STATED PROBLEM: Only lines with the word "Ichimoku" are needed; collect each of them from the listing below.

Records contained in a dataset:
··········
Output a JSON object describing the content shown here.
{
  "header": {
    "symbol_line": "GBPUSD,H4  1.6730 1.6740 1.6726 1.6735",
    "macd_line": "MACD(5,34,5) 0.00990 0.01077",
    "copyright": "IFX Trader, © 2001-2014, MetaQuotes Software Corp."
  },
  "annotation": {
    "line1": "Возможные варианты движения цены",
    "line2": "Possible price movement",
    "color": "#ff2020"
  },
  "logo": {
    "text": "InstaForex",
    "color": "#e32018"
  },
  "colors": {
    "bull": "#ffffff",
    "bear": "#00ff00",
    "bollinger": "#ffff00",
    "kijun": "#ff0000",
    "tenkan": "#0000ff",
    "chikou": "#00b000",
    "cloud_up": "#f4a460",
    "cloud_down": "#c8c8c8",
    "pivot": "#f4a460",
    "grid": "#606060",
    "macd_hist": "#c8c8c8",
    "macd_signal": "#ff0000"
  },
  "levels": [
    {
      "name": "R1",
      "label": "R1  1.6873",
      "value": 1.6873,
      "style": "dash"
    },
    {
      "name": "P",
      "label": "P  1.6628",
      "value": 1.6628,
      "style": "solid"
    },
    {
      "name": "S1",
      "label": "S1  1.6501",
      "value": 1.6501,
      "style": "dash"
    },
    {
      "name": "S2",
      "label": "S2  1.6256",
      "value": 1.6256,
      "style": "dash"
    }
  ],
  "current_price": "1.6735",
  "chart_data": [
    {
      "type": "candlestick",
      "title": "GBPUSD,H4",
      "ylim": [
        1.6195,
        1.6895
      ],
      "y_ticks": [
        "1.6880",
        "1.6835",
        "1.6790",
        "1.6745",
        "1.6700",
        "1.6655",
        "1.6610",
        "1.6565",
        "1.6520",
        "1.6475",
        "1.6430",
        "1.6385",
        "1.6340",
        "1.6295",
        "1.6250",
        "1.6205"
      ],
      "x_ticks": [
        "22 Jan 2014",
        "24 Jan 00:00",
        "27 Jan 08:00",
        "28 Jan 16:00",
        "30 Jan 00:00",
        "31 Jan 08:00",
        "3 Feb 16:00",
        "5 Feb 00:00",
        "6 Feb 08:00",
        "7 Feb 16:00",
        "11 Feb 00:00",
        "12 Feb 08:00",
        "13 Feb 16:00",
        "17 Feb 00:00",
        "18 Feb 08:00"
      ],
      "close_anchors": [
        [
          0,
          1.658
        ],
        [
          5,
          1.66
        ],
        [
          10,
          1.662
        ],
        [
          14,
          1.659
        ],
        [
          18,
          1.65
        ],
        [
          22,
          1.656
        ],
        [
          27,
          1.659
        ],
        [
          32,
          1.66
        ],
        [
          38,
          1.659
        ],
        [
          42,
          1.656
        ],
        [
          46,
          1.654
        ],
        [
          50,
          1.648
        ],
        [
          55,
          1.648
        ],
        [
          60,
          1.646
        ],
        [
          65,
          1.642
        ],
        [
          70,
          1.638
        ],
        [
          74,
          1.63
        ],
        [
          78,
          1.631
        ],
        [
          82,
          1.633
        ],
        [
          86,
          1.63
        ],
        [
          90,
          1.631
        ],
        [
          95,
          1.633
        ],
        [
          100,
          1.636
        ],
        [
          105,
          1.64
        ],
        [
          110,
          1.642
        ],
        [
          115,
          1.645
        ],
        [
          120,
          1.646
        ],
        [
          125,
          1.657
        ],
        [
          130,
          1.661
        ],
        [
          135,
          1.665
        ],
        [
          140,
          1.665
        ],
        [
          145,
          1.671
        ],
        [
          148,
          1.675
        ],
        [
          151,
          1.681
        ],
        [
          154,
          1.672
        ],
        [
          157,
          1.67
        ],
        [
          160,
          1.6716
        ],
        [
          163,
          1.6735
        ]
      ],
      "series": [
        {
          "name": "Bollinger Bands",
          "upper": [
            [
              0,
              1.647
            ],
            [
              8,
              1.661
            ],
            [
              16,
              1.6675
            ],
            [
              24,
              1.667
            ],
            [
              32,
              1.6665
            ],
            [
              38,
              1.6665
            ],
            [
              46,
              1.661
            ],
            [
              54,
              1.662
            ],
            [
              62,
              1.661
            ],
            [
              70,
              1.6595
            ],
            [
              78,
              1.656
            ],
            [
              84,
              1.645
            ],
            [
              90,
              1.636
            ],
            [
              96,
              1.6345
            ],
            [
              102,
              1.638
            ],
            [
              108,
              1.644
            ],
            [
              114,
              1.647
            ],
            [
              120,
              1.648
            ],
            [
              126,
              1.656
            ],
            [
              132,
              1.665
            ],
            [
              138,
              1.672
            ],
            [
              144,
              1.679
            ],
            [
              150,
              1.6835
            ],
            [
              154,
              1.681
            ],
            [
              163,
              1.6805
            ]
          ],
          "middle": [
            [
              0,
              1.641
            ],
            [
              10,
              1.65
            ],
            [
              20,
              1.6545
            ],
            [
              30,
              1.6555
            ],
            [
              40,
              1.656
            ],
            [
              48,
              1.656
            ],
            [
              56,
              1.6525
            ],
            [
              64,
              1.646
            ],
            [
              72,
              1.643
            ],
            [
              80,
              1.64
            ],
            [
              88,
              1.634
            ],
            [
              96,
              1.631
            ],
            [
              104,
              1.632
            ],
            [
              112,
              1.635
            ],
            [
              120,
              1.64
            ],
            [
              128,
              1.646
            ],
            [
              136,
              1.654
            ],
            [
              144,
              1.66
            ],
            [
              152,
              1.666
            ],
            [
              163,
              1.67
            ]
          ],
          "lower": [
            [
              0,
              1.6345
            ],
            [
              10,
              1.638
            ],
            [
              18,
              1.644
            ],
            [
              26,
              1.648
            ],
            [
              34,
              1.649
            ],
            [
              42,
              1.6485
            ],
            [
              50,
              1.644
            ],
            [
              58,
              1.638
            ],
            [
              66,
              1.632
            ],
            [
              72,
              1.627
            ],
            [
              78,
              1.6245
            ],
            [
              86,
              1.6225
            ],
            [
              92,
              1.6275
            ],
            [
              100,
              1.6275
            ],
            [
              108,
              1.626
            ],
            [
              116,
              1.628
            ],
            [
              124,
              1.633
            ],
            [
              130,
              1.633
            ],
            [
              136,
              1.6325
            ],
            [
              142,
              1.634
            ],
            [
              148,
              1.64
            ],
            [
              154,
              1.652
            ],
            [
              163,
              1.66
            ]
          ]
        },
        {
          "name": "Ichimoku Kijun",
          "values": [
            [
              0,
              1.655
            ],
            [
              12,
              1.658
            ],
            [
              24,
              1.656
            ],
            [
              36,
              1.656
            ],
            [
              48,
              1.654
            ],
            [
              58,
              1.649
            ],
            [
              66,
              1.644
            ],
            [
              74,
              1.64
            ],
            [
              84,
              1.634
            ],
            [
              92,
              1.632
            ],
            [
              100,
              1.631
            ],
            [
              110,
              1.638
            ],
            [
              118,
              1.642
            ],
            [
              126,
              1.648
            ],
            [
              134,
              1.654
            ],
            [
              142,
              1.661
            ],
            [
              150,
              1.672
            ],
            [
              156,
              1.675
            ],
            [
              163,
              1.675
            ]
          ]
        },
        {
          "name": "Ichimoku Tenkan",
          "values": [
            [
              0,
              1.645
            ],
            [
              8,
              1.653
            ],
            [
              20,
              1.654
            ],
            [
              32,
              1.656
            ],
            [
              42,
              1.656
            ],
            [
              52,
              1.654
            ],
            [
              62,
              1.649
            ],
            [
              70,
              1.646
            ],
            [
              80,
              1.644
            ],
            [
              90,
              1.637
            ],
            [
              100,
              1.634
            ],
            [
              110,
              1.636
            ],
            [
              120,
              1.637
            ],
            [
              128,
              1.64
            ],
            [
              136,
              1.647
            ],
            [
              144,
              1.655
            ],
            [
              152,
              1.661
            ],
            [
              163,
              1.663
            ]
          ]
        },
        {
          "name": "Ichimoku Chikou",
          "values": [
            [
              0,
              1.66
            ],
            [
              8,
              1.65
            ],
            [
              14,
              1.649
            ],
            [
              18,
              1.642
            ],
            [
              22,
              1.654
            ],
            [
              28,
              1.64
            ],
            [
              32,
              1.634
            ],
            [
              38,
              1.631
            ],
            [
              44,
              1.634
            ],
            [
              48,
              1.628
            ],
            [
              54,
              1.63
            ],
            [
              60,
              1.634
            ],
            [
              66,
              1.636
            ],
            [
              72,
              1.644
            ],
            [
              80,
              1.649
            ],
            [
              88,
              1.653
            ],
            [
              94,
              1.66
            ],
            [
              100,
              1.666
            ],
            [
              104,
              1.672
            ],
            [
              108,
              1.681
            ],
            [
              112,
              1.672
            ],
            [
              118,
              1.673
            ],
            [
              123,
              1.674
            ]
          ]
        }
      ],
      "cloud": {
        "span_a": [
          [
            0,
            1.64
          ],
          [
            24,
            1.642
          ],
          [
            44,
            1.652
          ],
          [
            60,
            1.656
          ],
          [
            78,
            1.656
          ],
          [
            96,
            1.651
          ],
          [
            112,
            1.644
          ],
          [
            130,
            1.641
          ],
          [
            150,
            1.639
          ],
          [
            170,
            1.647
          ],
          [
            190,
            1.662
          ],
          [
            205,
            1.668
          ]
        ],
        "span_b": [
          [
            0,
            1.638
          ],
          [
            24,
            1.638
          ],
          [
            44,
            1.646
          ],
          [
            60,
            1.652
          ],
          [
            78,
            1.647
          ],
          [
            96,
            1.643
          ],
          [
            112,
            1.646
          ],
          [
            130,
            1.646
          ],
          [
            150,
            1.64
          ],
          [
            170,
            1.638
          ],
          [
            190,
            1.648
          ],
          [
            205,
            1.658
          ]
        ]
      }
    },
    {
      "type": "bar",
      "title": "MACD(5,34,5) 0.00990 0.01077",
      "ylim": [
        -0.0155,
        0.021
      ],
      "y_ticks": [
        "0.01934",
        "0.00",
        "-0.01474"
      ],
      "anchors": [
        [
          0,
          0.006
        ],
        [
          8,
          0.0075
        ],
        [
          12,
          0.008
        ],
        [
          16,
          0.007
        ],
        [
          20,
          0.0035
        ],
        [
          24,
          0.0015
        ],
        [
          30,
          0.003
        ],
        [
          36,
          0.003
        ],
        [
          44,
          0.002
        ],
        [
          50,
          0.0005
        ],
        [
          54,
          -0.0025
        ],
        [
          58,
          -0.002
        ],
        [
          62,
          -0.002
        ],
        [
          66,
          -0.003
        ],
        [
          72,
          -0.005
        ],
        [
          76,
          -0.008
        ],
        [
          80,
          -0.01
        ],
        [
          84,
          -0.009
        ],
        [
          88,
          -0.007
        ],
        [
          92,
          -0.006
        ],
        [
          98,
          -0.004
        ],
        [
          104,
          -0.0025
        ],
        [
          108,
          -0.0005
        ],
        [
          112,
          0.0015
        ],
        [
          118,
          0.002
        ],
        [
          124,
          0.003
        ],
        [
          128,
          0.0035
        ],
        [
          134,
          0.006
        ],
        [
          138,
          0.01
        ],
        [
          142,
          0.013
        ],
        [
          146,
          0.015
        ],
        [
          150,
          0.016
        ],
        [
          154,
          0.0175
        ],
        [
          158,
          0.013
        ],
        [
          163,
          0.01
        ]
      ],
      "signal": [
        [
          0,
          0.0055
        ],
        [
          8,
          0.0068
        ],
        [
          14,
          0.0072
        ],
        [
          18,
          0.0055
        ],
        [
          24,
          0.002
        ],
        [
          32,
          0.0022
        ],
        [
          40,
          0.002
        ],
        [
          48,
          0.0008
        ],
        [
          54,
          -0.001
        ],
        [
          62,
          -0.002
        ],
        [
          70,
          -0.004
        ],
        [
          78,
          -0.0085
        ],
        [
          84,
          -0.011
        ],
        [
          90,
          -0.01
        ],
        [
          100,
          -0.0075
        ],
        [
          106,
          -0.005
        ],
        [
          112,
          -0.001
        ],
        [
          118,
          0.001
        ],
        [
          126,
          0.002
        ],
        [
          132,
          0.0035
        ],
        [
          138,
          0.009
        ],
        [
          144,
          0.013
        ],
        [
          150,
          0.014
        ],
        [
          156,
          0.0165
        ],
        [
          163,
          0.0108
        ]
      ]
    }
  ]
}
··········
THE RESULT:
          "name": "Ichimoku Kijun",
          "name": "Ichimoku Tenkan",
          "name": "Ichimoku Chikou",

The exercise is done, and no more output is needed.